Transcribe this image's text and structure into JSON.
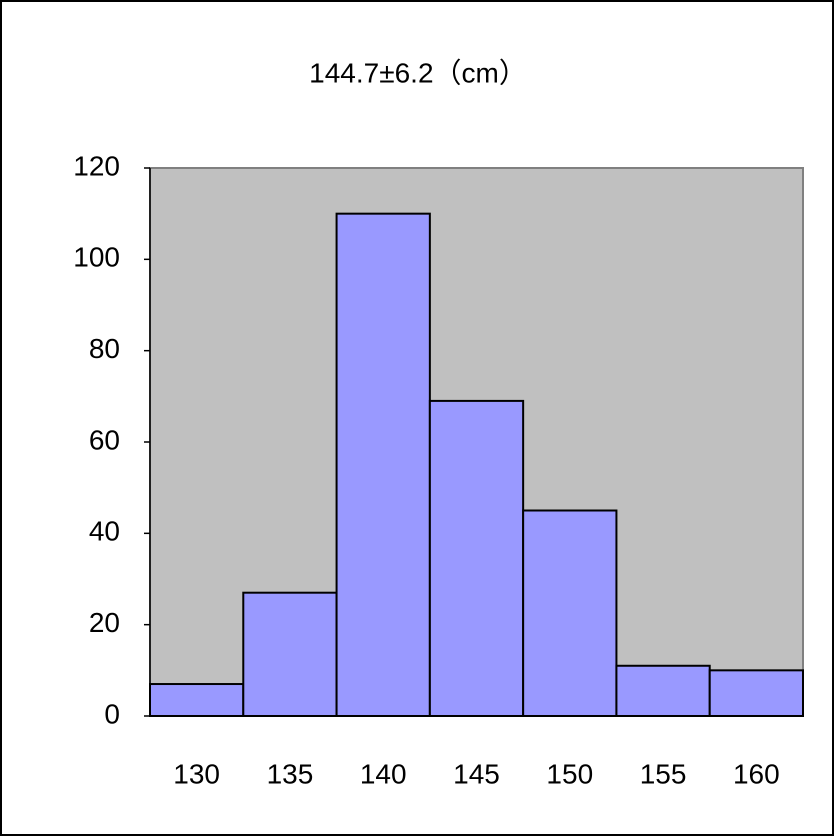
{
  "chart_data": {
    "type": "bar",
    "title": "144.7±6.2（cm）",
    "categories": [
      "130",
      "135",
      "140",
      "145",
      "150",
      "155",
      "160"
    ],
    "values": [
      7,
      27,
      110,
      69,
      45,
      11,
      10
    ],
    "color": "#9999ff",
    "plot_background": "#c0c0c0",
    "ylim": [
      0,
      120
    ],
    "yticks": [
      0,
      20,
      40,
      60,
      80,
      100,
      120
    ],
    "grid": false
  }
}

**WHAT YOU WILL DO**
Without the pictures, return all the records precisely as they stand.

**REPLY TO THE EXERCISE**
Transcribe this image's text and structure into JSON.
{
  "chart_data": {
    "type": "bar",
    "title": "144.7±6.2（cm）",
    "categories": [
      "130",
      "135",
      "140",
      "145",
      "150",
      "155",
      "160"
    ],
    "values": [
      7,
      27,
      110,
      69,
      45,
      11,
      10
    ],
    "color": "#9999ff",
    "plot_background": "#c0c0c0",
    "ylim": [
      0,
      120
    ],
    "yticks": [
      0,
      20,
      40,
      60,
      80,
      100,
      120
    ],
    "grid": false
  }
}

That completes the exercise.